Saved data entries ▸

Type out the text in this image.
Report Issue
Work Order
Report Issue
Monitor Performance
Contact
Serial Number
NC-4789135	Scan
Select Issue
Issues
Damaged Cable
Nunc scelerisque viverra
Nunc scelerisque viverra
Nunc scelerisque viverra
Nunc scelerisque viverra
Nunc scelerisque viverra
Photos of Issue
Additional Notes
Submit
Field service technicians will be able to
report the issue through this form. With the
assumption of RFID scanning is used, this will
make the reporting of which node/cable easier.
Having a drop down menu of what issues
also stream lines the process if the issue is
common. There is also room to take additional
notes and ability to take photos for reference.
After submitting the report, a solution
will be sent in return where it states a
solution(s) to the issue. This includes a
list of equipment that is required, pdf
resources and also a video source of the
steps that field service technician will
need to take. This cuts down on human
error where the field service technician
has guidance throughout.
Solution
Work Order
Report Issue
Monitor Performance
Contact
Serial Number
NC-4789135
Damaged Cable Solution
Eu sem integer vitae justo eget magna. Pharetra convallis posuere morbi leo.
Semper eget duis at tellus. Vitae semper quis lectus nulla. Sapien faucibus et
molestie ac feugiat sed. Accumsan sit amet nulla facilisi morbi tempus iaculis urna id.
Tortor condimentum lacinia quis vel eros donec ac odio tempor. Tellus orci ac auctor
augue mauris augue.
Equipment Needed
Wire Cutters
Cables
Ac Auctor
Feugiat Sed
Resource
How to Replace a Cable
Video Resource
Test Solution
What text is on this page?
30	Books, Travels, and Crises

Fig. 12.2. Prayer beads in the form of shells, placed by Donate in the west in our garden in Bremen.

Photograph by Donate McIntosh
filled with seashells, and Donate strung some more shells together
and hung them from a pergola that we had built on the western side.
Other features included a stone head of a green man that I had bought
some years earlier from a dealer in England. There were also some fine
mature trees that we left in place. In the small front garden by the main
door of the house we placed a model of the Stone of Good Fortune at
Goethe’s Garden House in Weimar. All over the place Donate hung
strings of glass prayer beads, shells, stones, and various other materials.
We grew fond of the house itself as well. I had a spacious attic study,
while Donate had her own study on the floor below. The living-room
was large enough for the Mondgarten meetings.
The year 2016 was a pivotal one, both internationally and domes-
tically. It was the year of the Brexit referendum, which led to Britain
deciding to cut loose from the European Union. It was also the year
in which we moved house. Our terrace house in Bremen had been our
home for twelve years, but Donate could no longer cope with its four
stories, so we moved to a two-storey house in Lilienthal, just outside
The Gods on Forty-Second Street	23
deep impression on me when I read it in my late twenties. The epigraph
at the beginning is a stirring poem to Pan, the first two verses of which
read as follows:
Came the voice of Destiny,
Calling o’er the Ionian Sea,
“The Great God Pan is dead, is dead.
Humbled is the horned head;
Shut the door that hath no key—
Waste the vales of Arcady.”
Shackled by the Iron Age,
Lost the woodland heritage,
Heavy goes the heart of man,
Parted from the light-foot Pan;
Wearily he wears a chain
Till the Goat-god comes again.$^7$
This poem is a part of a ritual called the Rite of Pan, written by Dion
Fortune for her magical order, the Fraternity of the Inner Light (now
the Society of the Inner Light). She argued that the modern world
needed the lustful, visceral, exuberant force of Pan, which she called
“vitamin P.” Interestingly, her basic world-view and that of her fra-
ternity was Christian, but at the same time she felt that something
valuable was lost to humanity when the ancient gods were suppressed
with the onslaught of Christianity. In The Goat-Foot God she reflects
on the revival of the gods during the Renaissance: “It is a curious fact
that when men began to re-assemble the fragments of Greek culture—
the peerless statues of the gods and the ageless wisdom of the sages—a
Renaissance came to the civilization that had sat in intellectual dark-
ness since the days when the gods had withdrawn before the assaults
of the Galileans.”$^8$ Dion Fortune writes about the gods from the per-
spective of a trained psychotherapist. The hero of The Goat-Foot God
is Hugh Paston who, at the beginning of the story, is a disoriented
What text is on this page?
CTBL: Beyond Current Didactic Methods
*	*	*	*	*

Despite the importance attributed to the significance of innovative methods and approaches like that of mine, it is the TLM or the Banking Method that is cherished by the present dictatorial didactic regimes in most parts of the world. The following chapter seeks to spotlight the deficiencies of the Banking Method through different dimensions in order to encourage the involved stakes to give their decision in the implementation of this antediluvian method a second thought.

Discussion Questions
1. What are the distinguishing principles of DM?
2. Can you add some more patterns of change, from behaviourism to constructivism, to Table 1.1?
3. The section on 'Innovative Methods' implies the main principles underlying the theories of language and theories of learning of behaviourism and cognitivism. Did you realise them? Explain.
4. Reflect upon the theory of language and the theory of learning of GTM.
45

Exercise task ▸
Exact output of every entry is required.

Correct response ▸
Type out the text in this image.
Report Issue
Work Order
Report Issue
Monitor Performance
Contact
Serial Number
NC-4789135	Scan
Select Issue
Issues
Damaged Cable
Nunc scelerisque viverra
Nunc scelerisque viverra
Nunc scelerisque viverra
Nunc scelerisque viverra
Nunc scelerisque viverra
Photos of Issue
Additional Notes
Submit
Field service technicians will be able to
report the issue through this form. With the
assumption of RFID scanning is used, this will
make the reporting of which node/cable easier.
Having a drop down menu of what issues
also stream lines the process if the issue is
common. There is also room to take additional
notes and ability to take photos for reference.
After submitting the report, a solution
will be sent in return where it states a
solution(s) to the issue. This includes a
list of equipment that is required, pdf
resources and also a video source of the
steps that field service technician will
need to take. This cuts down on human
error where the field service technician
has guidance throughout.
Solution
Work Order
Report Issue
Monitor Performance
Contact
Serial Number
NC-4789135
Damaged Cable Solution
Eu sem integer vitae justo eget magna. Pharetra convallis posuere morbi leo.
Semper eget duis at tellus. Vitae semper quis lectus nulla. Sapien faucibus et
molestie ac feugiat sed. Accumsan sit amet nulla facilisi morbi tempus iaculis urna id.
Tortor condimentum lacinia quis vel eros donec ac odio tempor. Tellus orci ac auctor
augue mauris augue.
Equipment Needed
Wire Cutters
Cables
Ac Auctor
Feugiat Sed
Resource
How to Replace a Cable
Video Resource
Test Solution
What text is on this page?
30	Books, Travels, and Crises

Fig. 12.2. Prayer beads in the form of shells, placed by Donate in the west in our garden in Bremen.

Photograph by Donate McIntosh
filled with seashells, and Donate strung some more shells together
and hung them from a pergola that we had built on the western side.
Other features included a stone head of a green man that I had bought
some years earlier from a dealer in England. There were also some fine
mature trees that we left in place. In the small front garden by the main
door of the house we placed a model of the Stone of Good Fortune at
Goethe’s Garden House in Weimar. All over the place Donate hung
strings of glass prayer beads, shells, stones, and various other materials.
We grew fond of the house itself as well. I had a spacious attic study,
while Donate had her own study on the floor below. The living-room
was large enough for the Mondgarten meetings.
The year 2016 was a pivotal one, both internationally and domes-
tically. It was the year of the Brexit referendum, which led to Britain
deciding to cut loose from the European Union. It was also the year
in which we moved house. Our terrace house in Bremen had been our
home for twelve years, but Donate could no longer cope with its four
stories, so we moved to a two-storey house in Lilienthal, just outside
The Gods on Forty-Second Street	23
deep impression on me when I read it in my late twenties. The epigraph
at the beginning is a stirring poem to Pan, the first two verses of which
read as follows:
Came the voice of Destiny,
Calling o’er the Ionian Sea,
“The Great God Pan is dead, is dead.
Humbled is the horned head;
Shut the door that hath no key—
Waste the vales of Arcady.”
Shackled by the Iron Age,
Lost the woodland heritage,
Heavy goes the heart of man,
Parted from the light-foot Pan;
Wearily he wears a chain
Till the Goat-god comes again.$^7$
This poem is a part of a ritual called the Rite of Pan, written by Dion
Fortune for her magical order, the Fraternity of the Inner Light (now
the Society of the Inner Light). She argued that the modern world
needed the lustful, visceral, exuberant force of Pan, which she called
“vitamin P.” Interestingly, her basic world-view and that of her fra-
ternity was Christian, but at the same time she felt that something
valuable was lost to humanity when the ancient gods were suppressed
with the onslaught of Christianity. In The Goat-Foot God she reflects
on the revival of the gods during the Renaissance: “It is a curious fact
that when men began to re-assemble the fragments of Greek culture—
the peerless statues of the gods and the ageless wisdom of the sages—a
Renaissance came to the civilization that had sat in intellectual dark-
ness since the days when the gods had withdrawn before the assaults
of the Galileans.”$^8$ Dion Fortune writes about the gods from the per-
spective of a trained psychotherapist. The hero of The Goat-Foot God
is Hugh Paston who, at the beginning of the story, is a disoriented
What text is on this page?
CTBL: Beyond Current Didactic Methods
*	*	*	*	*

Despite the importance attributed to the significance of innovative methods and approaches like that of mine, it is the TLM or the Banking Method that is cherished by the present dictatorial didactic regimes in most parts of the world. The following chapter seeks to spotlight the deficiencies of the Banking Method through different dimensions in order to encourage the involved stakes to give their decision in the implementation of this antediluvian method a second thought.

Discussion Questions
1. What are the distinguishing principles of DM?
2. Can you add some more patterns of change, from behaviourism to constructivism, to Table 1.1?
3. The section on 'Innovative Methods' implies the main principles underlying the theories of language and theories of learning of behaviourism and cognitivism. Did you realise them? Explain.
4. Reflect upon the theory of language and the theory of learning of GTM.
45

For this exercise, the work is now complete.